[PROMPT]:
Find each line in the following listing that has the string "JSON", then state the count and nothing else.
______________________________
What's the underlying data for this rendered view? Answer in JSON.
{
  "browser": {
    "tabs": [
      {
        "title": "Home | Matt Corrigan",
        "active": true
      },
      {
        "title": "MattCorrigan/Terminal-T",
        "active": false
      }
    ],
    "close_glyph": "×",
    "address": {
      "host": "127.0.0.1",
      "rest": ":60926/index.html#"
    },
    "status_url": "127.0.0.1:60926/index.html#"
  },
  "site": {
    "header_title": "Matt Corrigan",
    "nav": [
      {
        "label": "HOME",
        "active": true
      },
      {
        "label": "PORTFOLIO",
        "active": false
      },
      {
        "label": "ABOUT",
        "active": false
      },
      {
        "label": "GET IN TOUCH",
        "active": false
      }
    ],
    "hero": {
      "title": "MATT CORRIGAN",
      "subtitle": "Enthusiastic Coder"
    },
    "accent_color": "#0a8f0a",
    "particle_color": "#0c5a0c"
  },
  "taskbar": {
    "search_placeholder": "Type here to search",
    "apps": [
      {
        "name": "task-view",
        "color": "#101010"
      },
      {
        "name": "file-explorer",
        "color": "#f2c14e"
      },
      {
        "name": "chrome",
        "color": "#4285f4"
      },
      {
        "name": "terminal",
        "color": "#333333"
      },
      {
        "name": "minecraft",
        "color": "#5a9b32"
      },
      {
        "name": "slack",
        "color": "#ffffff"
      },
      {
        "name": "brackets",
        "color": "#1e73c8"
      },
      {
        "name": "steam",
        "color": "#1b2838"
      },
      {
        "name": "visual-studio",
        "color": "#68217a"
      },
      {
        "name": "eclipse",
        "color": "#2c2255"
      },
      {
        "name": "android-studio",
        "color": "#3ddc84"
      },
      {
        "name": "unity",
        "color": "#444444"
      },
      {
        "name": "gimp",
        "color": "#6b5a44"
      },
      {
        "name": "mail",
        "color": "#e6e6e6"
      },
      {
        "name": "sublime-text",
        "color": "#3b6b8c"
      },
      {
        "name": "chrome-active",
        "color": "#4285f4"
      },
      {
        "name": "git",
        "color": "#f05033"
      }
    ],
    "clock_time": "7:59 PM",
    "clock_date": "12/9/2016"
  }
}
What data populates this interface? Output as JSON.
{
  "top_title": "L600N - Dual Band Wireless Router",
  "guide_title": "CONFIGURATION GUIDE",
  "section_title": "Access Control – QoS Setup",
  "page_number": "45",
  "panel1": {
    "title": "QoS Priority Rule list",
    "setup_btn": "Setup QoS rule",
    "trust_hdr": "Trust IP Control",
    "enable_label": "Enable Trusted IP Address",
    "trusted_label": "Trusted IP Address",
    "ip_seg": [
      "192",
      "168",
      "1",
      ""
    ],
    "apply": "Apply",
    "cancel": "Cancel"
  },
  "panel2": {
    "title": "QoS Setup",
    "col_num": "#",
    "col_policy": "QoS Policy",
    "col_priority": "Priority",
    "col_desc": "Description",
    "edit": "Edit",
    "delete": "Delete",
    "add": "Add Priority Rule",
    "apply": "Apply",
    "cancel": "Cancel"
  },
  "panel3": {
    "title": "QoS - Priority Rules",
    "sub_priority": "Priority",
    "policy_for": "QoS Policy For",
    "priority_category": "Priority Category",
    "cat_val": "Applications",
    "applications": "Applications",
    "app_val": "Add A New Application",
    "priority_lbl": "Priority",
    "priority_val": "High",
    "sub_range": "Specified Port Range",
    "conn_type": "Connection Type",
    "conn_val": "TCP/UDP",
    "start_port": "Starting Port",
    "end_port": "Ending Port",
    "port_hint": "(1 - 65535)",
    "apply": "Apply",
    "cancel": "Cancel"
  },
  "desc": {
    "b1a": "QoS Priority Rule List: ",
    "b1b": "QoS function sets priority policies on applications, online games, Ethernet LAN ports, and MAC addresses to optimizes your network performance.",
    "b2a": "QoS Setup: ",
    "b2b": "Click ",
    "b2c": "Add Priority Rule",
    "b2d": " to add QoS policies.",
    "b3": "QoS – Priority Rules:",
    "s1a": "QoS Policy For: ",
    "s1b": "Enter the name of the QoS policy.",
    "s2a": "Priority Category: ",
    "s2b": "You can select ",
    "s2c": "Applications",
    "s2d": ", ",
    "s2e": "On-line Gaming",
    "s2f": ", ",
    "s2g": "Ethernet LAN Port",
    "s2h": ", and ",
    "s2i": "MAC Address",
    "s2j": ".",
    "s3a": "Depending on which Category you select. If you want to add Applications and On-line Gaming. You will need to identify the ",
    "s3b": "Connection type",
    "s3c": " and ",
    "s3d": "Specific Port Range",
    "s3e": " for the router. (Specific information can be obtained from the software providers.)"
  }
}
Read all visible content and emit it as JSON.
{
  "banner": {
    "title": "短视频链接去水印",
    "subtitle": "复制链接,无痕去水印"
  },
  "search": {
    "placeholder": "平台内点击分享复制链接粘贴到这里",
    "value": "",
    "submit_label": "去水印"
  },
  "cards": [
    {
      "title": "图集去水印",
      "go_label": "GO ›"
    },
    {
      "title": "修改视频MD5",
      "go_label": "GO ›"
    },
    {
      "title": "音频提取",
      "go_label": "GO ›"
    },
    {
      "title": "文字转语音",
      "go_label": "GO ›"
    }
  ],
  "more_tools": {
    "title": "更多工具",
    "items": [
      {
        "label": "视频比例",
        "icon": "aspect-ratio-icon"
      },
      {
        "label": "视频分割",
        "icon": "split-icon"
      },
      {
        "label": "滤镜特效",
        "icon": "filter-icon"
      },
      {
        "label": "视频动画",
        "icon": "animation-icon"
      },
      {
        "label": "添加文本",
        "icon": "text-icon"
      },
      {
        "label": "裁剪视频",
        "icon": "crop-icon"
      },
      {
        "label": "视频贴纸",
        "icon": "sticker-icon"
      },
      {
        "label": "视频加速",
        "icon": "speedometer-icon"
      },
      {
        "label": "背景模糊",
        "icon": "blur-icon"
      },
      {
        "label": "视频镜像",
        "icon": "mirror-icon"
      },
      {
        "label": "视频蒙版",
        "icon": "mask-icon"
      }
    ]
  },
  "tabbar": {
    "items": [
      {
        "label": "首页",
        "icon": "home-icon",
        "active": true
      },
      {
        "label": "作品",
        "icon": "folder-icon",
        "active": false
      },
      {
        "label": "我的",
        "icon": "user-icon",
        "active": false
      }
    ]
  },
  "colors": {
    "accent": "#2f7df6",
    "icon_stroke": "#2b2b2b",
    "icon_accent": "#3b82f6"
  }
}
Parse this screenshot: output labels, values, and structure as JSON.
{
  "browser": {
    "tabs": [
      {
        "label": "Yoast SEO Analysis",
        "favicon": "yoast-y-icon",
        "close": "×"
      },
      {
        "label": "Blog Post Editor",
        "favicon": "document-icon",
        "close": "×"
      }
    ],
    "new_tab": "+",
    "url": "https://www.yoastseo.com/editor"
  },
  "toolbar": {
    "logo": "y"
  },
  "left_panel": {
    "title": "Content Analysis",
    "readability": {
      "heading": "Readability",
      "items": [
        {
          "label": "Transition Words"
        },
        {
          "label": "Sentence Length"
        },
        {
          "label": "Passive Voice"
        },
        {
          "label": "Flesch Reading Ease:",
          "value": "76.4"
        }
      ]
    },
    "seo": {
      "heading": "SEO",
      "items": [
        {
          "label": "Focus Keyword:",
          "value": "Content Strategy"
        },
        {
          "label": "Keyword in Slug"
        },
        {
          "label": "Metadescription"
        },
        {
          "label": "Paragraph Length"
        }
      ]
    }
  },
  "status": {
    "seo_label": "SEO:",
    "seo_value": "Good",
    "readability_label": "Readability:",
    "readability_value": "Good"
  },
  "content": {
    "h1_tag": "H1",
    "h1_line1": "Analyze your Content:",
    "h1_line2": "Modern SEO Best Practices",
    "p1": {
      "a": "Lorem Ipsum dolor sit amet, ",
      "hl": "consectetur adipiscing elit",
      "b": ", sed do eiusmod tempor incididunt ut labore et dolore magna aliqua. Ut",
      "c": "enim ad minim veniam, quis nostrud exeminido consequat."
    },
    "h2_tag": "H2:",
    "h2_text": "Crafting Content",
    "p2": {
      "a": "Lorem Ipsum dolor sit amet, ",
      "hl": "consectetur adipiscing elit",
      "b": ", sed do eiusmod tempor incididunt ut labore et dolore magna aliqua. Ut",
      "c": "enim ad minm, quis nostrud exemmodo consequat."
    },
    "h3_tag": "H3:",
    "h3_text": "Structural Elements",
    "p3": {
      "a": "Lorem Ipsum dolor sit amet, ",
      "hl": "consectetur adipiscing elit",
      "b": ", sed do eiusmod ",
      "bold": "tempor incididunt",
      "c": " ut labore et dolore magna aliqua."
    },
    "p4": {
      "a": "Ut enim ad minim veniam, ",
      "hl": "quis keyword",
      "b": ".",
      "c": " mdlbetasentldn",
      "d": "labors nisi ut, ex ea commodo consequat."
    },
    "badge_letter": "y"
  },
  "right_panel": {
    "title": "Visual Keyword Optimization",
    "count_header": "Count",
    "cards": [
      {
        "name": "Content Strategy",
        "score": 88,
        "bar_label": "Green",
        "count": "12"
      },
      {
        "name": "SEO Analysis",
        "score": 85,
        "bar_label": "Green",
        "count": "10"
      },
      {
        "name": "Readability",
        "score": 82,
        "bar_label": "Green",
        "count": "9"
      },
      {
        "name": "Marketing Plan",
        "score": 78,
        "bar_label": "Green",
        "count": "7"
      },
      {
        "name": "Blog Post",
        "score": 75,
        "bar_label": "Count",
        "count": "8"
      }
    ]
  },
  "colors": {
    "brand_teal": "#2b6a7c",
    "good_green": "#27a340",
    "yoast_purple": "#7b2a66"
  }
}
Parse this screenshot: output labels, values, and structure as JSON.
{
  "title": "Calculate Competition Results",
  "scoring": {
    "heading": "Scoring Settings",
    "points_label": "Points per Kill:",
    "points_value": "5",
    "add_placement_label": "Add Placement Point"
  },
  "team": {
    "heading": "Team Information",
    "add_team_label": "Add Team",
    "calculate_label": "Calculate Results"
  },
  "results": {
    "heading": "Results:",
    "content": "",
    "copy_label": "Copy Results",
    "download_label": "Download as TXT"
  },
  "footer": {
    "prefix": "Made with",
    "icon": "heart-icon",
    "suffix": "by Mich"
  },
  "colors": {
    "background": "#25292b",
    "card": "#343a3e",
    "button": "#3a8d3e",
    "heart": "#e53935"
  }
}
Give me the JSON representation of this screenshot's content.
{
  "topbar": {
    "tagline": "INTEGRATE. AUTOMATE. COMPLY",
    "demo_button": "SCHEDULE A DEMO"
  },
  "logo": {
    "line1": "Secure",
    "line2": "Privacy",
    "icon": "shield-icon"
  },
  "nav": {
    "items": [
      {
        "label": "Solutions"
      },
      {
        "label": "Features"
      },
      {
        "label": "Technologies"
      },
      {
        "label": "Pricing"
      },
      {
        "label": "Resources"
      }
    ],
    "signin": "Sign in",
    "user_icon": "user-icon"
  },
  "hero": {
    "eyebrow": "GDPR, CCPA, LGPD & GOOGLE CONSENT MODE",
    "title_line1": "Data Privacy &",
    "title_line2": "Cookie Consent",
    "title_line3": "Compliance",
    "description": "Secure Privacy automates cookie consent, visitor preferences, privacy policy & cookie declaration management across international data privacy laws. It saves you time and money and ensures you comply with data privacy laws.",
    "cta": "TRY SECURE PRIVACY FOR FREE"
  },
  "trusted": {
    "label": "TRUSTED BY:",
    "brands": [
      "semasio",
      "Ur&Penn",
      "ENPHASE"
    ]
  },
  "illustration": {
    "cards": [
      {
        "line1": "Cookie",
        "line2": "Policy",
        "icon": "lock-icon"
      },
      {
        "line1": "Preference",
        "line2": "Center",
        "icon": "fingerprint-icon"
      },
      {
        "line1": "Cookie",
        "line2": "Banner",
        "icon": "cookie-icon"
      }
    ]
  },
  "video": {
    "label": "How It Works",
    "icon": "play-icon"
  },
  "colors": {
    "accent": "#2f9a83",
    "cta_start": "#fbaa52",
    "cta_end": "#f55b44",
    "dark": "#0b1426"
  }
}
______________________________
[THE RESPONSE]:
6